Instructions for the task
Copy the listing verbatim, excluding any images found in it.

Data records
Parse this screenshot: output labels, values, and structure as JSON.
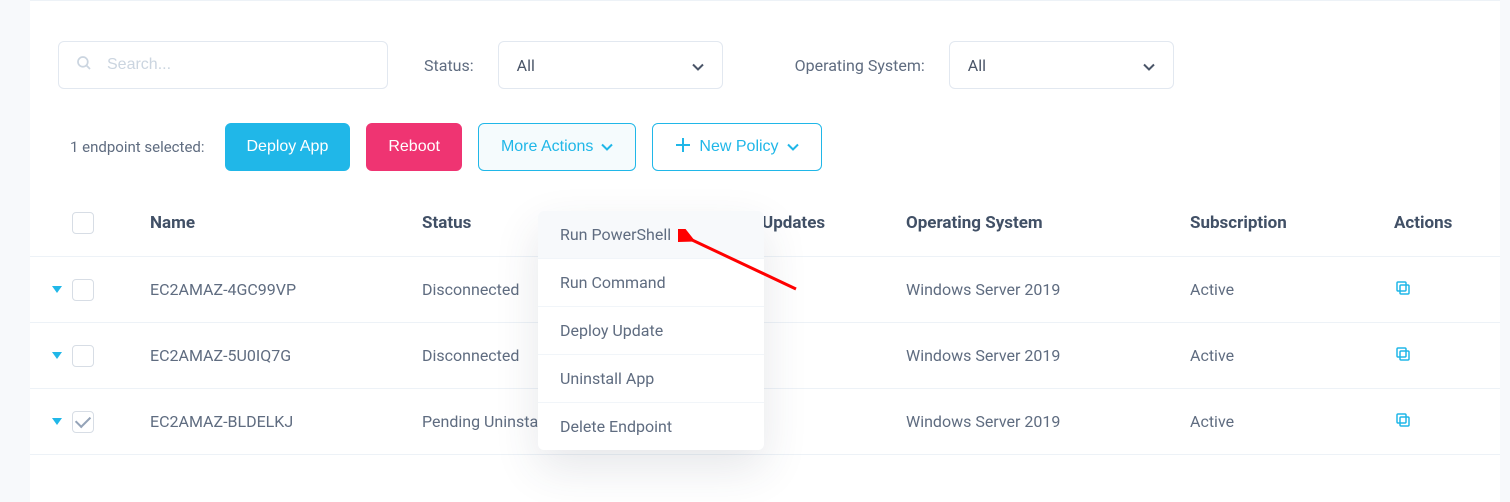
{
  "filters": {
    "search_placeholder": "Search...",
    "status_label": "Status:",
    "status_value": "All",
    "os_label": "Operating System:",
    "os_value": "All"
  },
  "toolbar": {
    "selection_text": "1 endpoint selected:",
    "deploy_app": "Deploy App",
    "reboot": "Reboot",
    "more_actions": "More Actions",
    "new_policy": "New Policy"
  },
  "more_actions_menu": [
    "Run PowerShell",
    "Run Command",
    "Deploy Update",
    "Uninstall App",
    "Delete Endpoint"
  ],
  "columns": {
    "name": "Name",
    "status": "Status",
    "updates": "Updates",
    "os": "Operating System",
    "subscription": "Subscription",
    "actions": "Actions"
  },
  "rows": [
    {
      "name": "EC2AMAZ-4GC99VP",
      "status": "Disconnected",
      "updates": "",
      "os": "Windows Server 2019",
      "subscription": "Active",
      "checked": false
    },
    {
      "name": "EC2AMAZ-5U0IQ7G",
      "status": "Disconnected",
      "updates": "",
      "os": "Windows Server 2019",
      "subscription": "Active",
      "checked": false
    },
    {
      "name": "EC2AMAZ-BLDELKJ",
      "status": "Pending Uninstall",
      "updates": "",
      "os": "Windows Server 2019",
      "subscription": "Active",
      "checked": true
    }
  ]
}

Solution for this problem
Parse this screenshot: output labels, values, and structure as JSON.
{
  "filters": {
    "search_placeholder": "Search...",
    "status_label": "Status:",
    "status_value": "All",
    "os_label": "Operating System:",
    "os_value": "All"
  },
  "toolbar": {
    "selection_text": "1 endpoint selected:",
    "deploy_app": "Deploy App",
    "reboot": "Reboot",
    "more_actions": "More Actions",
    "new_policy": "New Policy"
  },
  "more_actions_menu": [
    "Run PowerShell",
    "Run Command",
    "Deploy Update",
    "Uninstall App",
    "Delete Endpoint"
  ],
  "columns": {
    "name": "Name",
    "status": "Status",
    "updates": "Updates",
    "os": "Operating System",
    "subscription": "Subscription",
    "actions": "Actions"
  },
  "rows": [
    {
      "name": "EC2AMAZ-4GC99VP",
      "status": "Disconnected",
      "updates": "",
      "os": "Windows Server 2019",
      "subscription": "Active",
      "checked": false
    },
    {
      "name": "EC2AMAZ-5U0IQ7G",
      "status": "Disconnected",
      "updates": "",
      "os": "Windows Server 2019",
      "subscription": "Active",
      "checked": false
    },
    {
      "name": "EC2AMAZ-BLDELKJ",
      "status": "Pending Uninstall",
      "updates": "",
      "os": "Windows Server 2019",
      "subscription": "Active",
      "checked": true
    }
  ]
}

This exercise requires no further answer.